CHALLENGE:
Below is the data. Give it again, complete and exact.

----- PROVIDED RECORDS -----

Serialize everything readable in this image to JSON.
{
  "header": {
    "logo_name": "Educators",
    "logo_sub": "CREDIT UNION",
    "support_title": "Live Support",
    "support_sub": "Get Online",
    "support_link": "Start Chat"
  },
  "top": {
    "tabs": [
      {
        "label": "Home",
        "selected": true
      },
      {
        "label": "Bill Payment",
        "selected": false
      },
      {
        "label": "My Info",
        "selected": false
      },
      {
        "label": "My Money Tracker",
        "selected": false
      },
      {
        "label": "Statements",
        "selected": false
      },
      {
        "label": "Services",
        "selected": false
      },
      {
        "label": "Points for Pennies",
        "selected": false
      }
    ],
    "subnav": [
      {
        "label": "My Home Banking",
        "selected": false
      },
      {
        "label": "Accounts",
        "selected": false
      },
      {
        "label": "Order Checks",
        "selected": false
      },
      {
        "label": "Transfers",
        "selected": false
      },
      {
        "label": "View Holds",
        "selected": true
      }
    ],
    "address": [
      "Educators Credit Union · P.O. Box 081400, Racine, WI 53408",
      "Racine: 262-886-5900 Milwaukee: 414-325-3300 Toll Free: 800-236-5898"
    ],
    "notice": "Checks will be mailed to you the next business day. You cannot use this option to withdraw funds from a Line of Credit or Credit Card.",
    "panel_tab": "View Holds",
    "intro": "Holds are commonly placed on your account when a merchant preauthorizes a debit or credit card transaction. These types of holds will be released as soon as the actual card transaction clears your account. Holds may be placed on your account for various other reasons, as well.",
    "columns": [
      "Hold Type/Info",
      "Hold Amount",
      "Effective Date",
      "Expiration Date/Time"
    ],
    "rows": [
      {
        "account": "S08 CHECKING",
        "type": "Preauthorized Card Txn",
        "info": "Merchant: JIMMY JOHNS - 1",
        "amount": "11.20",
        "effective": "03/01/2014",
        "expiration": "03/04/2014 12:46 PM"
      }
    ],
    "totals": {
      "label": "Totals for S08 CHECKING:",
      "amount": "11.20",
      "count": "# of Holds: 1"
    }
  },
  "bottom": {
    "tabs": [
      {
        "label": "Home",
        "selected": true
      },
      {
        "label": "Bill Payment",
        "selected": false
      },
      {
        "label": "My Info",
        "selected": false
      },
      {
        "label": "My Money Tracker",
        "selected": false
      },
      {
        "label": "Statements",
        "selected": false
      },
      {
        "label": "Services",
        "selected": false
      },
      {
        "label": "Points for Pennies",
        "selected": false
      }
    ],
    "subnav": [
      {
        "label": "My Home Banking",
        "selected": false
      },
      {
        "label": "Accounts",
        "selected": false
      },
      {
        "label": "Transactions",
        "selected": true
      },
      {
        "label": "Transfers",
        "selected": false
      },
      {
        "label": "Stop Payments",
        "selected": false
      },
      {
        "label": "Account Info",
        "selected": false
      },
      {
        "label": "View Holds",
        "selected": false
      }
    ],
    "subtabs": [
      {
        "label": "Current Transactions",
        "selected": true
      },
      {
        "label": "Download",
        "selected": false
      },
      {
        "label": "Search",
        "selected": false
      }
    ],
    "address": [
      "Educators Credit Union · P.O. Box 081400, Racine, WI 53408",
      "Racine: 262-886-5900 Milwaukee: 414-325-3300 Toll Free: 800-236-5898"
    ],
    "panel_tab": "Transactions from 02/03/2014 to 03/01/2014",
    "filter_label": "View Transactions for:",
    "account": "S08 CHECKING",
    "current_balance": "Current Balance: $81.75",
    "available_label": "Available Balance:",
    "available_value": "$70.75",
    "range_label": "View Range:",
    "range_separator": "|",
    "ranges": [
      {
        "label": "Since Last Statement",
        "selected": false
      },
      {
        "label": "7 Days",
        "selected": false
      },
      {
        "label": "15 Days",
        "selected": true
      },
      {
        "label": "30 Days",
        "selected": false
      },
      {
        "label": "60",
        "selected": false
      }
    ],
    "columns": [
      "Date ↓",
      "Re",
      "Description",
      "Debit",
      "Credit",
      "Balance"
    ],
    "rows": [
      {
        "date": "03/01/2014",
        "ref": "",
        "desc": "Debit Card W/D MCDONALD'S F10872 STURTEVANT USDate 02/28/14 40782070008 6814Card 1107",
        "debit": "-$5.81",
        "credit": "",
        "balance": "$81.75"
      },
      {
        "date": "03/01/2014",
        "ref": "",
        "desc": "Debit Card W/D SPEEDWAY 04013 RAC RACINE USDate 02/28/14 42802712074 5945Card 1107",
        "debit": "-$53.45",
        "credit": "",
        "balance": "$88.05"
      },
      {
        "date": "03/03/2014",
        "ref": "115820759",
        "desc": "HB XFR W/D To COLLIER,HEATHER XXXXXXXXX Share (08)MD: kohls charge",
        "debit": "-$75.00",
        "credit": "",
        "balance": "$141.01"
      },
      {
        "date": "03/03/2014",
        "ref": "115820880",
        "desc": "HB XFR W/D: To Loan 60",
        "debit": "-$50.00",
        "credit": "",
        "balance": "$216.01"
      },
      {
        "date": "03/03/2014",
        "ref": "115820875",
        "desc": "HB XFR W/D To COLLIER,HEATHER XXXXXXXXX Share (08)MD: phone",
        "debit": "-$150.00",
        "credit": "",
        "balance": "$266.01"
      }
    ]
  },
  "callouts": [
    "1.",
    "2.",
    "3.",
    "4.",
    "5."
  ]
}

-----

IN RESPONSE:
Serialize everything readable in this image to JSON.
{
  "header": {
    "logo_name": "Educators",
    "logo_sub": "CREDIT UNION",
    "support_title": "Live Support",
    "support_sub": "Get Online",
    "support_link": "Start Chat"
  },
  "top": {
    "tabs": [
      {
        "label": "Home",
        "selected": true
      },
      {
        "label": "Bill Payment",
        "selected": false
      },
      {
        "label": "My Info",
        "selected": false
      },
      {
        "label": "My Money Tracker",
        "selected": false
      },
      {
        "label": "Statements",
        "selected": false
      },
      {
        "label": "Services",
        "selected": false
      },
      {
        "label": "Points for Pennies",
        "selected": false
      }
    ],
    "subnav": [
      {
        "label": "My Home Banking",
        "selected": false
      },
      {
        "label": "Accounts",
        "selected": false
      },
      {
        "label": "Order Checks",
        "selected": false
      },
      {
        "label": "Transfers",
        "selected": false
      },
      {
        "label": "View Holds",
        "selected": true
      }
    ],
    "address": [
      "Educators Credit Union · P.O. Box 081400, Racine, WI 53408",
      "Racine: 262-886-5900 Milwaukee: 414-325-3300 Toll Free: 800-236-5898"
    ],
    "notice": "Checks will be mailed to you the next business day. You cannot use this option to withdraw funds from a Line of Credit or Credit Card.",
    "panel_tab": "View Holds",
    "intro": "Holds are commonly placed on your account when a merchant preauthorizes a debit or credit card transaction. These types of holds will be released as soon as the actual card transaction clears your account. Holds may be placed on your account for various other reasons, as well.",
    "columns": [
      "Hold Type/Info",
      "Hold Amount",
      "Effective Date",
      "Expiration Date/Time"
    ],
    "rows": [
      {
        "account": "S08 CHECKING",
        "type": "Preauthorized Card Txn",
        "info": "Merchant: JIMMY JOHNS - 1",
        "amount": "11.20",
        "effective": "03/01/2014",
        "expiration": "03/04/2014 12:46 PM"
      }
    ],
    "totals": {
      "label": "Totals for S08 CHECKING:",
      "amount": "11.20",
      "count": "# of Holds: 1"
    }
  },
  "bottom": {
    "tabs": [
      {
        "label": "Home",
        "selected": true
      },
      {
        "label": "Bill Payment",
        "selected": false
      },
      {
        "label": "My Info",
        "selected": false
      },
      {
        "label": "My Money Tracker",
        "selected": false
      },
      {
        "label": "Statements",
        "selected": false
      },
      {
        "label": "Services",
        "selected": false
      },
      {
        "label": "Points for Pennies",
        "selected": false
      }
    ],
    "subnav": [
      {
        "label": "My Home Banking",
        "selected": false
      },
      {
        "label": "Accounts",
        "selected": false
      },
      {
        "label": "Transactions",
        "selected": true
      },
      {
        "label": "Transfers",
        "selected": false
      },
      {
        "label": "Stop Payments",
        "selected": false
      },
      {
        "label": "Account Info",
        "selected": false
      },
      {
        "label": "View Holds",
        "selected": false
      }
    ],
    "subtabs": [
      {
        "label": "Current Transactions",
        "selected": true
      },
      {
        "label": "Download",
        "selected": false
      },
      {
        "label": "Search",
        "selected": false
      }
    ],
    "address": [
      "Educators Credit Union · P.O. Box 081400, Racine, WI 53408",
      "Racine: 262-886-5900 Milwaukee: 414-325-3300 Toll Free: 800-236-5898"
    ],
    "panel_tab": "Transactions from 02/03/2014 to 03/01/2014",
    "filter_label": "View Transactions for:",
    "account": "S08 CHECKING",
    "current_balance": "Current Balance: $81.75",
    "available_label": "Available Balance:",
    "available_value": "$70.75",
    "range_label": "View Range:",
    "range_separator": "|",
    "ranges": [
      {
        "label": "Since Last Statement",
        "selected": false
      },
      {
        "label": "7 Days",
        "selected": false
      },
      {
        "label": "15 Days",
        "selected": true
      },
      {
        "label": "30 Days",
        "selected": false
      },
      {
        "label": "60",
        "selected": false
      }
    ],
    "columns": [
      "Date ↓",
      "Re",
      "Description",
      "Debit",
      "Credit",
      "Balance"
    ],
    "rows": [
      {
        "date": "03/01/2014",
        "ref": "",
        "desc": "Debit Card W/D MCDONALD'S F10872 STURTEVANT USDate 02/28/14 40782070008 6814Card 1107",
        "debit": "-$5.81",
        "credit": "",
        "balance": "$81.75"
      },
      {
        "date": "03/01/2014",
        "ref": "",
        "desc": "Debit Card W/D SPEEDWAY 04013 RAC RACINE USDate 02/28/14 42802712074 5945Card 1107",
        "debit": "-$53.45",
        "credit": "",
        "balance": "$88.05"
      },
      {
        "date": "03/03/2014",
        "ref": "115820759",
        "desc": "HB XFR W/D To COLLIER,HEATHER XXXXXXXXX Share (08)MD: kohls charge",
        "debit": "-$75.00",
        "credit": "",
        "balance": "$141.01"
      },
      {
        "date": "03/03/2014",
        "ref": "115820880",
        "desc": "HB XFR W/D: To Loan 60",
        "debit": "-$50.00",
        "credit": "",
        "balance": "$216.01"
      },
      {
        "date": "03/03/2014",
        "ref": "115820875",
        "desc": "HB XFR W/D To COLLIER,HEATHER XXXXXXXXX Share (08)MD: phone",
        "debit": "-$150.00",
        "credit": "",
        "balance": "$266.01"
      }
    ]
  },
  "callouts": [
    "1.",
    "2.",
    "3.",
    "4.",
    "5."
  ]
}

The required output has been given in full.